# [TASK STATEMENT]
Every entry that follows should be repeated exactly; drop the images.

# [INPUT ROWS]
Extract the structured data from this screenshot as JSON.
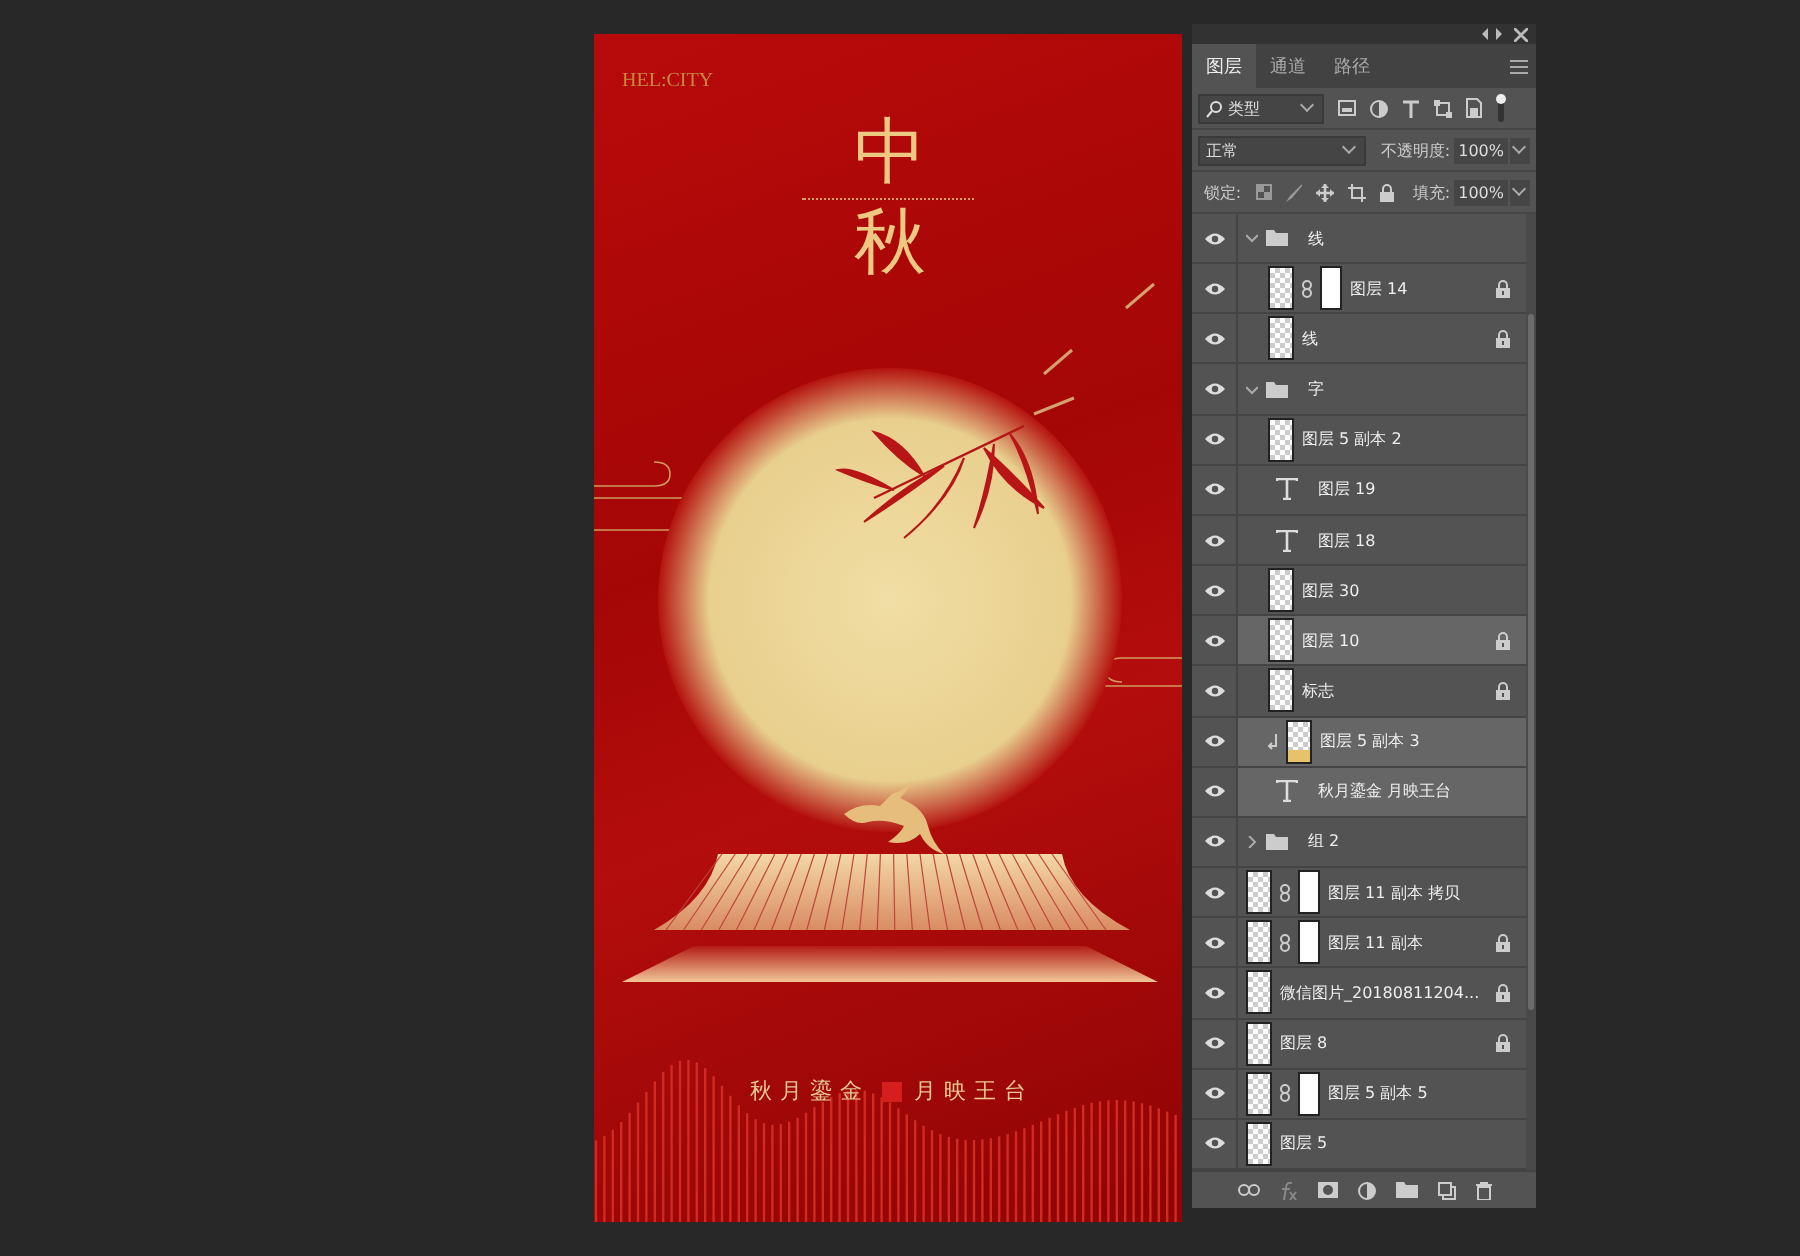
{
  "canvas": {
    "logo": "HEL:CITY",
    "title_chars": [
      "中",
      "秋"
    ],
    "tagline_left": "秋月鎏金",
    "tagline_right": "月映王台"
  },
  "panel": {
    "tabs": [
      {
        "label": "图层",
        "selected": true
      },
      {
        "label": "通道",
        "selected": false
      },
      {
        "label": "路径",
        "selected": false
      }
    ],
    "filter": "类型",
    "blend_mode": "正常",
    "opacity_label": "不透明度:",
    "opacity": "100%",
    "lock_label": "锁定:",
    "fill_label": "填充:",
    "fill": "100%",
    "layers": [
      {
        "kind": "group",
        "name": "线",
        "expanded": true,
        "locked": false,
        "selected": false,
        "children": [
          {
            "kind": "masked",
            "name": "图层 14",
            "locked": true,
            "selected": false
          },
          {
            "kind": "raster",
            "name": "线",
            "locked": true,
            "selected": false
          }
        ]
      },
      {
        "kind": "group",
        "name": "字",
        "expanded": true,
        "locked": false,
        "selected": false,
        "children": [
          {
            "kind": "raster",
            "name": "图层 5 副本 2",
            "locked": false,
            "selected": false
          },
          {
            "kind": "text",
            "name": "图层 19",
            "locked": false,
            "selected": false
          },
          {
            "kind": "text",
            "name": "图层 18",
            "locked": false,
            "selected": false
          },
          {
            "kind": "raster",
            "name": "图层 30",
            "locked": false,
            "selected": false
          },
          {
            "kind": "raster",
            "name": "图层 10",
            "locked": true,
            "selected": true
          },
          {
            "kind": "raster",
            "name": "标志",
            "locked": true,
            "selected": false
          },
          {
            "kind": "clipped",
            "name": "图层 5 副本 3",
            "locked": false,
            "selected": true
          },
          {
            "kind": "text",
            "name": "秋月鎏金 月映王台",
            "locked": false,
            "selected": true
          }
        ]
      },
      {
        "kind": "group",
        "name": "组 2",
        "expanded": false,
        "locked": false,
        "selected": false
      },
      {
        "kind": "masked",
        "name": "图层 11 副本 拷贝",
        "locked": false,
        "selected": false
      },
      {
        "kind": "masked",
        "name": "图层 11 副本",
        "locked": true,
        "selected": false
      },
      {
        "kind": "raster",
        "name": "微信图片_20180811204...",
        "locked": true,
        "selected": false
      },
      {
        "kind": "raster",
        "name": "图层 8",
        "locked": true,
        "selected": false
      },
      {
        "kind": "masked",
        "name": "图层 5 副本 5",
        "locked": false,
        "selected": false
      },
      {
        "kind": "raster",
        "name": "图层 5",
        "locked": false,
        "selected": false
      }
    ]
  }
}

# [FULL OUTPUT]
Extract the structured data from this screenshot as JSON.
{
  "canvas": {
    "logo": "HEL:CITY",
    "title_chars": [
      "中",
      "秋"
    ],
    "tagline_left": "秋月鎏金",
    "tagline_right": "月映王台"
  },
  "panel": {
    "tabs": [
      {
        "label": "图层",
        "selected": true
      },
      {
        "label": "通道",
        "selected": false
      },
      {
        "label": "路径",
        "selected": false
      }
    ],
    "filter": "类型",
    "blend_mode": "正常",
    "opacity_label": "不透明度:",
    "opacity": "100%",
    "lock_label": "锁定:",
    "fill_label": "填充:",
    "fill": "100%",
    "layers": [
      {
        "kind": "group",
        "name": "线",
        "expanded": true,
        "locked": false,
        "selected": false,
        "children": [
          {
            "kind": "masked",
            "name": "图层 14",
            "locked": true,
            "selected": false
          },
          {
            "kind": "raster",
            "name": "线",
            "locked": true,
            "selected": false
          }
        ]
      },
      {
        "kind": "group",
        "name": "字",
        "expanded": true,
        "locked": false,
        "selected": false,
        "children": [
          {
            "kind": "raster",
            "name": "图层 5 副本 2",
            "locked": false,
            "selected": false
          },
          {
            "kind": "text",
            "name": "图层 19",
            "locked": false,
            "selected": false
          },
          {
            "kind": "text",
            "name": "图层 18",
            "locked": false,
            "selected": false
          },
          {
            "kind": "raster",
            "name": "图层 30",
            "locked": false,
            "selected": false
          },
          {
            "kind": "raster",
            "name": "图层 10",
            "locked": true,
            "selected": true
          },
          {
            "kind": "raster",
            "name": "标志",
            "locked": true,
            "selected": false
          },
          {
            "kind": "clipped",
            "name": "图层 5 副本 3",
            "locked": false,
            "selected": true
          },
          {
            "kind": "text",
            "name": "秋月鎏金 月映王台",
            "locked": false,
            "selected": true
          }
        ]
      },
      {
        "kind": "group",
        "name": "组 2",
        "expanded": false,
        "locked": false,
        "selected": false
      },
      {
        "kind": "masked",
        "name": "图层 11 副本 拷贝",
        "locked": false,
        "selected": false
      },
      {
        "kind": "masked",
        "name": "图层 11 副本",
        "locked": true,
        "selected": false
      },
      {
        "kind": "raster",
        "name": "微信图片_20180811204...",
        "locked": true,
        "selected": false
      },
      {
        "kind": "raster",
        "name": "图层 8",
        "locked": true,
        "selected": false
      },
      {
        "kind": "masked",
        "name": "图层 5 副本 5",
        "locked": false,
        "selected": false
      },
      {
        "kind": "raster",
        "name": "图层 5",
        "locked": false,
        "selected": false
      }
    ]
  }
}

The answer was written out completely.